Task details =>
Return each line of the listing below, unchanged, and omit the images.

Collected data entries
--

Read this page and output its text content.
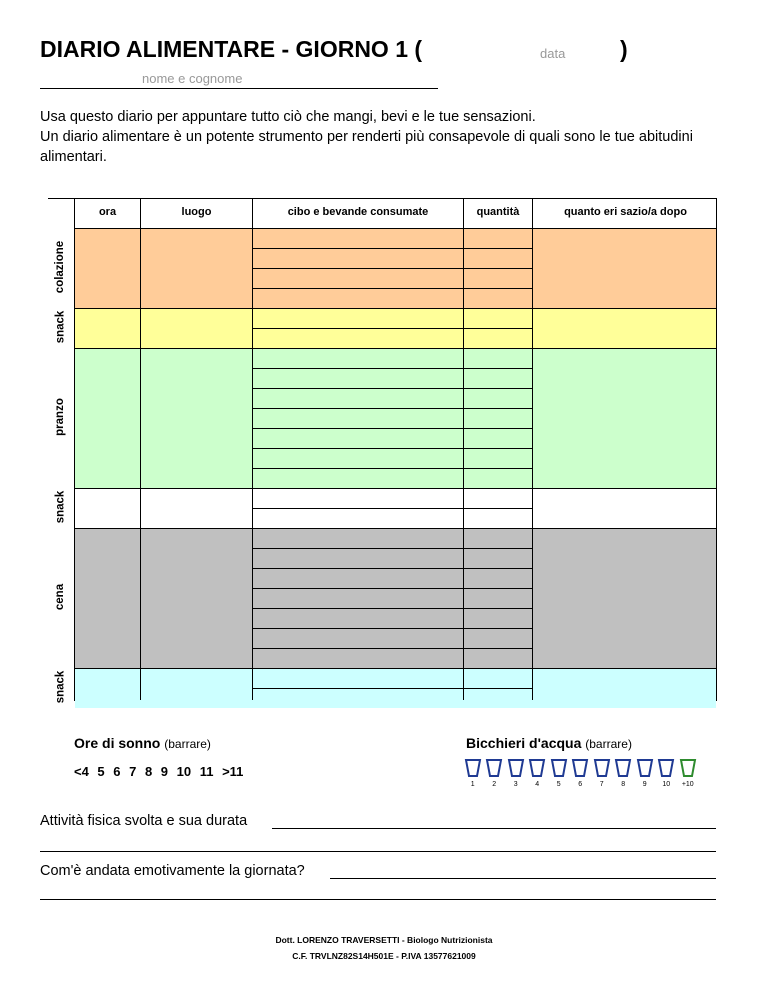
DIARIO ALIMENTARE - GIORNO 1 (	data )
nome e cognome

Usa questo diario per appuntare tutto ciò che mangi, bevi e le tue sensazioni.

Un diario alimentare è un potente strumento per renderti più consapevole di quali sono le tue abitudini alimentari.

colazione
snack
pranzo
snack
cena
snack
ora	luogo	cibo e bevande consumate	quantità	quanto eri sazio/a dopo
Ore di sonno (barrare)
<4 5 6 7 8 9 10 11 >11
Bicchieri d'acqua (barrare)
1	2	3	4	5	6	7	8	9 10 +10
Attività fisica svolta e sua durata
Com'è andata emotivamente la giornata?
Dott. LORENZO TRAVERSETTI - Biologo Nutrizionista
C.F. TRVLNZ82S14H501E - P.IVA 13577621009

--

Output of the exercise =>
Read this page and output its text content.
DIARIO ALIMENTARE - GIORNO 1 (	data )
nome e cognome

Usa questo diario per appuntare tutto ciò che mangi, bevi e le tue sensazioni.

Un diario alimentare è un potente strumento per renderti più consapevole di quali sono le tue abitudini alimentari.

colazione
snack
pranzo
snack
cena
snack
ora	luogo	cibo e bevande consumate	quantità	quanto eri sazio/a dopo
Ore di sonno (barrare)
<4 5 6 7 8 9 10 11 >11
Bicchieri d'acqua (barrare)
1	2	3	4	5	6	7	8	9 10 +10
Attività fisica svolta e sua durata
Com'è andata emotivamente la giornata?
Dott. LORENZO TRAVERSETTI - Biologo Nutrizionista
C.F. TRVLNZ82S14H501E - P.IVA 13577621009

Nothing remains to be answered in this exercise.